Work to complete — Write out the material exactly, without any of its pictures.

Records contained in a dataset:
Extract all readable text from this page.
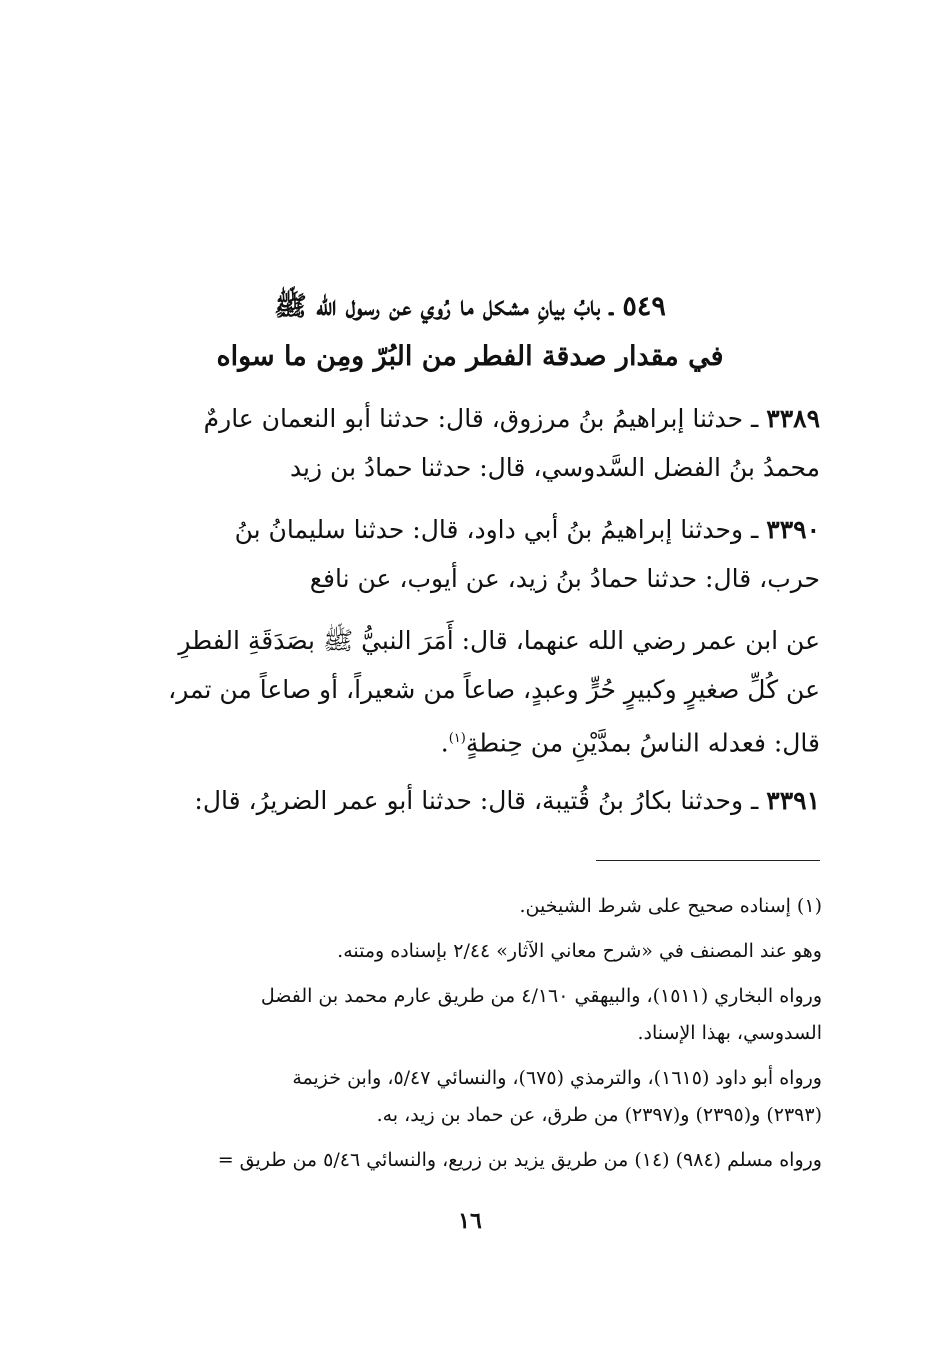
٥٤٩ ـ بابُ بيانِ مشكل ما رُوي عن رسول الله ﷺ
في مقدار صدقة الفطر من البُرّ ومِن ما سواه
٣٣٨٩ ـ حدثنا إبراهيمُ بنُ مرزوق، قال: حدثنا أبو النعمان عارمٌ
محمدُ بنُ الفضل السَّدوسي، قال: حدثنا حمادُ بن زيد
٣٣٩٠ ـ وحدثنا إبراهيمُ بنُ أبي داود، قال: حدثنا سليمانُ بنُ
حرب، قال: حدثنا حمادُ بنُ زيد، عن أيوب، عن نافع
عن ابن عمر رضي الله عنهما، قال: أَمَرَ النبيُّ ﷺ بصَدَقَةِ الفطرِ
عن كُلِّ صغيرٍ وكبيرٍ حُرٍّ وعبدٍ، صاعاً من شعيراً، أو صاعاً من تمر،
قال: فعدله الناسُ بمدَّيْنِ من حِنطةٍ$^{(١)}$.
٣٣٩١ ـ وحدثنا بكارُ بنُ قُتيبة، قال: حدثنا أبو عمر الضريرُ، قال:
(١) إسناده صحيح على شرط الشيخين.
وهو عند المصنف في «شرح معاني الآثار» ٢/٤٤ بإسناده ومتنه.
ورواه البخاري (١٥١١)، والبيهقي ٤/١٦٠ من طريق عارم محمد بن الفضل
السدوسي، بهذا الإسناد.
ورواه أبو داود (١٦١٥)، والترمذي (٦٧٥)، والنسائي ٥/٤٧، وابن خزيمة
(٢٣٩٣) و(٢٣٩٥) و(٢٣٩٧) من طرق، عن حماد بن زيد، به.
ورواه مسلم (٩٨٤) (١٤) من طريق يزيد بن زريع، والنسائي ٥/٤٦ من طريق =
١٦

Result for this task —
Extract all readable text from this page.
٥٤٩ ـ بابُ بيانِ مشكل ما رُوي عن رسول الله ﷺ
في مقدار صدقة الفطر من البُرّ ومِن ما سواه
٣٣٨٩ ـ حدثنا إبراهيمُ بنُ مرزوق، قال: حدثنا أبو النعمان عارمٌ
محمدُ بنُ الفضل السَّدوسي، قال: حدثنا حمادُ بن زيد
٣٣٩٠ ـ وحدثنا إبراهيمُ بنُ أبي داود، قال: حدثنا سليمانُ بنُ
حرب، قال: حدثنا حمادُ بنُ زيد، عن أيوب، عن نافع
عن ابن عمر رضي الله عنهما، قال: أَمَرَ النبيُّ ﷺ بصَدَقَةِ الفطرِ
عن كُلِّ صغيرٍ وكبيرٍ حُرٍّ وعبدٍ، صاعاً من شعيراً، أو صاعاً من تمر،
قال: فعدله الناسُ بمدَّيْنِ من حِنطةٍ$^{(١)}$.
٣٣٩١ ـ وحدثنا بكارُ بنُ قُتيبة، قال: حدثنا أبو عمر الضريرُ، قال:
(١) إسناده صحيح على شرط الشيخين.
وهو عند المصنف في «شرح معاني الآثار» ٢/٤٤ بإسناده ومتنه.
ورواه البخاري (١٥١١)، والبيهقي ٤/١٦٠ من طريق عارم محمد بن الفضل
السدوسي، بهذا الإسناد.
ورواه أبو داود (١٦١٥)، والترمذي (٦٧٥)، والنسائي ٥/٤٧، وابن خزيمة
(٢٣٩٣) و(٢٣٩٥) و(٢٣٩٧) من طرق، عن حماد بن زيد، به.
ورواه مسلم (٩٨٤) (١٤) من طريق يزيد بن زريع، والنسائي ٥/٤٦ من طريق =
١٦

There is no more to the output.